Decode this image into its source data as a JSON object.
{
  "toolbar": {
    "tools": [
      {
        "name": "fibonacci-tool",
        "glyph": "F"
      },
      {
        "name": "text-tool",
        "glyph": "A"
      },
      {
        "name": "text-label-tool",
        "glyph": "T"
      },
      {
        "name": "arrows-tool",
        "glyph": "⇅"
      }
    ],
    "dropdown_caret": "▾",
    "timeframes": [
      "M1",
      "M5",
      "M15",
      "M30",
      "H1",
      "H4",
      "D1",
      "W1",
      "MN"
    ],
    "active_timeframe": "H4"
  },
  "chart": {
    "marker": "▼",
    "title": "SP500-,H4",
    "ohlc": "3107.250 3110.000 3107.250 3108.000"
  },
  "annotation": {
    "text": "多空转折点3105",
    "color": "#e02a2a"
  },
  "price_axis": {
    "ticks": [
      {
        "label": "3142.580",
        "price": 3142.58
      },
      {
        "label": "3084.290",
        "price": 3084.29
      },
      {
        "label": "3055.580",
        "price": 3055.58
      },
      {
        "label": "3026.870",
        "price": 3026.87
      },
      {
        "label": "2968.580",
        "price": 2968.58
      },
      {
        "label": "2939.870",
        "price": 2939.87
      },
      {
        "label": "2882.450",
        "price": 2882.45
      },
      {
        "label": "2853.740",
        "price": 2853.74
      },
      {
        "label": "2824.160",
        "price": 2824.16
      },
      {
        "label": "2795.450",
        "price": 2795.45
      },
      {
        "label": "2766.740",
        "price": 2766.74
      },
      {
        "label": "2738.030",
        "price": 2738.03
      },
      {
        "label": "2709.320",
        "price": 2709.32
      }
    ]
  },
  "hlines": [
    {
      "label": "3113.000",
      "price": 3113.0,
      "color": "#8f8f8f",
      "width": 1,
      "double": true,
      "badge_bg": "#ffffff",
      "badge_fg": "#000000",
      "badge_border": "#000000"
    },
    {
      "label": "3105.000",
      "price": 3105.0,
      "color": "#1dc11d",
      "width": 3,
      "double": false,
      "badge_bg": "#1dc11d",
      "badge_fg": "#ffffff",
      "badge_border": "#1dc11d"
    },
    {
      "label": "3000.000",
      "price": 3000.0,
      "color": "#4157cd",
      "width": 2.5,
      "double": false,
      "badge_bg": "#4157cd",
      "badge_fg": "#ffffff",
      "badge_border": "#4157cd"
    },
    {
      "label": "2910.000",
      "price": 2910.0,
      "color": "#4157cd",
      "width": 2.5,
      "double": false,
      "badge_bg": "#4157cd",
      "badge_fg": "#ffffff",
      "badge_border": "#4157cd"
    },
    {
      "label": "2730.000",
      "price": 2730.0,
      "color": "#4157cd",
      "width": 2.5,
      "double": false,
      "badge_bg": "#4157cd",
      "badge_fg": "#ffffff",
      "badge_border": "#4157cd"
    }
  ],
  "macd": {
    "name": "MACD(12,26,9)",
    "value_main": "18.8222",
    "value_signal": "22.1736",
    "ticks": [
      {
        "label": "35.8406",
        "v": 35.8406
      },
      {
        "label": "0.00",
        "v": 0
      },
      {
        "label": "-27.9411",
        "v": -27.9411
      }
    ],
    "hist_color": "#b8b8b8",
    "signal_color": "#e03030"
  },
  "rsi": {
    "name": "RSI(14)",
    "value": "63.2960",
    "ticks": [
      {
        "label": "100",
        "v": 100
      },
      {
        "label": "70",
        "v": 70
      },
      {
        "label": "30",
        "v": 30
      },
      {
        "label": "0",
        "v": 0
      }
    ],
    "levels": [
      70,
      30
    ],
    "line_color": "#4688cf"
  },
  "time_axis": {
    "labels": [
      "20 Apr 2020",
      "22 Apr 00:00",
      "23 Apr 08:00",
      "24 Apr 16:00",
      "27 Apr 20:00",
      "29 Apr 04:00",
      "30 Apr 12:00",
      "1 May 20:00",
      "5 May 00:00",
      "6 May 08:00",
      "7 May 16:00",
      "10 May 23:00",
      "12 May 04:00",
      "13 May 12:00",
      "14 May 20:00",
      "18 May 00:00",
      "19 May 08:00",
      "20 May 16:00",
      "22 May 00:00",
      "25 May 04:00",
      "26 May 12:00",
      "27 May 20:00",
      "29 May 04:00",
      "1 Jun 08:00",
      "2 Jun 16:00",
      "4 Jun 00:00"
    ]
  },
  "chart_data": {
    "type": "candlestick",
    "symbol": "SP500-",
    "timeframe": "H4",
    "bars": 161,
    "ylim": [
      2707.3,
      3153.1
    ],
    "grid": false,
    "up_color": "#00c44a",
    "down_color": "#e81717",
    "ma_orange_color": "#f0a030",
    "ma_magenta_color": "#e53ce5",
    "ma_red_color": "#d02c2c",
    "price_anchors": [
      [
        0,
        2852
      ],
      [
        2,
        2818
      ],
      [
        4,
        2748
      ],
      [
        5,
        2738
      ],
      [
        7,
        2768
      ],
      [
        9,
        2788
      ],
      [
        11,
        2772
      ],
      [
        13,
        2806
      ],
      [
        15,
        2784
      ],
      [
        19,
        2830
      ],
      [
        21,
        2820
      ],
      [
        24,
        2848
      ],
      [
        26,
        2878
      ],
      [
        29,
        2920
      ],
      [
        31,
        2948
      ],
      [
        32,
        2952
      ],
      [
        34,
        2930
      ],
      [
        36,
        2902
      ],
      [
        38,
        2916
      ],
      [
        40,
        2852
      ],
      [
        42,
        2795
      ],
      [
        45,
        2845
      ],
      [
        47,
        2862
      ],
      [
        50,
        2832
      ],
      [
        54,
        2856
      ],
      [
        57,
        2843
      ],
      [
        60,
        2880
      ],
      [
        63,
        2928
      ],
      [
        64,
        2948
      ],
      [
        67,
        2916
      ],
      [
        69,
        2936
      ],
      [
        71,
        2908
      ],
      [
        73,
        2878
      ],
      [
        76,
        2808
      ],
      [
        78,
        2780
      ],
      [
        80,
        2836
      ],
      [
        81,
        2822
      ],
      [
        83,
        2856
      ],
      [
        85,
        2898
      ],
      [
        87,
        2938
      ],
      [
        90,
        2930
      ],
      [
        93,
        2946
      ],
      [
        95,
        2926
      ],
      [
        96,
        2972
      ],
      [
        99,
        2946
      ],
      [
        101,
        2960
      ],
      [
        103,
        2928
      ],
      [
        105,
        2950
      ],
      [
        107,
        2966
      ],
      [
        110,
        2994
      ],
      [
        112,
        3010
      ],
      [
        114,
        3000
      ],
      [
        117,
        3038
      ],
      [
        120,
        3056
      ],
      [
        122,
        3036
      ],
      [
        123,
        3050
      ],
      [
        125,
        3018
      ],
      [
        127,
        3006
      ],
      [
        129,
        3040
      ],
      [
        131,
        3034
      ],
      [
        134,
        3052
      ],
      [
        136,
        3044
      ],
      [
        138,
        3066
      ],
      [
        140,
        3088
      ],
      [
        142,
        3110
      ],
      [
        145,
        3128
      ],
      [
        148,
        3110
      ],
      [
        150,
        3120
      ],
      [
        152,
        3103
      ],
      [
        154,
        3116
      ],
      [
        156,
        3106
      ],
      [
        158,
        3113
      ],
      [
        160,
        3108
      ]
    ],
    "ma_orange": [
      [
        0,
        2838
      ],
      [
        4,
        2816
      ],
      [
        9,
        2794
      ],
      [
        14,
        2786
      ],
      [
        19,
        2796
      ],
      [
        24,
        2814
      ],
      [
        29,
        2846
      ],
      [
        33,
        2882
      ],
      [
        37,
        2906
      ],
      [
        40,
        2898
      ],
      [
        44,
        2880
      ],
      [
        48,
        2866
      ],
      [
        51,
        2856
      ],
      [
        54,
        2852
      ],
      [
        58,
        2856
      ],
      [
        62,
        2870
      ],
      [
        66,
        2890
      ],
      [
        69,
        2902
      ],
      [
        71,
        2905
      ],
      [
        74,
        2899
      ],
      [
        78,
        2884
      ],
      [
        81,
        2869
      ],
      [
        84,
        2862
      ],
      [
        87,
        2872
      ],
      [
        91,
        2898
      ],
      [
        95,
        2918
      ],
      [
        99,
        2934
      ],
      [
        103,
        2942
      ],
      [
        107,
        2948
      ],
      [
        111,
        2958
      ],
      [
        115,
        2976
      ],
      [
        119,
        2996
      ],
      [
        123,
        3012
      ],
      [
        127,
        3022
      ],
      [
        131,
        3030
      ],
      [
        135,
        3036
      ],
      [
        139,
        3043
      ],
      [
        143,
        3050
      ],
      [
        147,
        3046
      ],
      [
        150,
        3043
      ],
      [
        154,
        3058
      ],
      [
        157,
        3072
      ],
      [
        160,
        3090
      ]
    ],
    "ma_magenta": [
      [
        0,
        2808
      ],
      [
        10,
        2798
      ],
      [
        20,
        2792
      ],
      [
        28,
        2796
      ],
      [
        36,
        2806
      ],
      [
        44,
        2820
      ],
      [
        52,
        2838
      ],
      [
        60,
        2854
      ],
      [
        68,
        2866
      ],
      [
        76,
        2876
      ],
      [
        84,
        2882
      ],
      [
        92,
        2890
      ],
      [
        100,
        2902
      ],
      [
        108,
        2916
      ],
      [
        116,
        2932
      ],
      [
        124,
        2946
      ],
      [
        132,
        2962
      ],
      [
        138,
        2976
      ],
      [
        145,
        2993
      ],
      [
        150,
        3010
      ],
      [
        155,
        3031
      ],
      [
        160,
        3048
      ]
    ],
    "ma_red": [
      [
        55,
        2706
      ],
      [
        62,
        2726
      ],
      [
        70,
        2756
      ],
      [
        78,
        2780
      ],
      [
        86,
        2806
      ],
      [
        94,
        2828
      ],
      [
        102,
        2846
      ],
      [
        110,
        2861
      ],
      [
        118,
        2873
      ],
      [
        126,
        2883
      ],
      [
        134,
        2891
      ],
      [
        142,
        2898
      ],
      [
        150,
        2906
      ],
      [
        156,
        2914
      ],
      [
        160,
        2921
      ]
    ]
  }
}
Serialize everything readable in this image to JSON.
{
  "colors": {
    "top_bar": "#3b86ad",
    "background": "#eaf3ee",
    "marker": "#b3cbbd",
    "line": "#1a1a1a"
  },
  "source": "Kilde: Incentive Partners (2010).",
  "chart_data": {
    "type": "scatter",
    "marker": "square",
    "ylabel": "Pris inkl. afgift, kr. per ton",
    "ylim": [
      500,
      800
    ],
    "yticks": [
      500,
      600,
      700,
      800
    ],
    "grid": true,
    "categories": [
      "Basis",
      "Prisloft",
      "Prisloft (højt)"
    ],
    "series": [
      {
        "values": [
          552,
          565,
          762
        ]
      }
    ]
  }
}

┄┄┄┄┄┄

> _REQUIRED TASK_
Nothing but a number is needed here: how many lines hold the string "source"?

> _TASK RESPONSE_
2